Locate the lines that hold the string "heard". Copy every such line.

*-*-*

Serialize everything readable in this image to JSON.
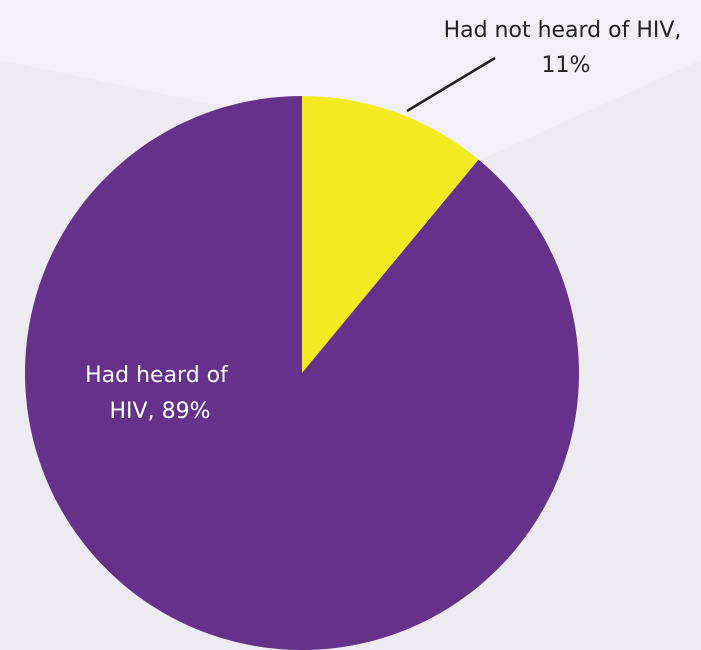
{
  "chart_data": {
    "type": "pie",
    "title": "",
    "categories": [
      "Had heard of HIV",
      "Had not heard of HIV"
    ],
    "values": [
      89,
      11
    ],
    "unit": "%",
    "colors": [
      "#65318b",
      "#f3ea21"
    ],
    "start_angle_deg": 0,
    "direction": "clockwise",
    "labels": [
      {
        "lines": [
          "Had heard of",
          "HIV, 89%"
        ],
        "color": "#ffffff",
        "placement": "inside"
      },
      {
        "lines": [
          "Had not heard of HIV,",
          "11%"
        ],
        "color": "#222222",
        "placement": "outside-top-right",
        "leader_line": true
      }
    ],
    "legend": "none",
    "background_color": "#eeeaf2"
  }
}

*-*-*

> ANSWER TO THIS EXERCISE
      "Had heard of HIV",
      "Had not heard of HIV"
          "Had heard of",
          "Had not heard of HIV,",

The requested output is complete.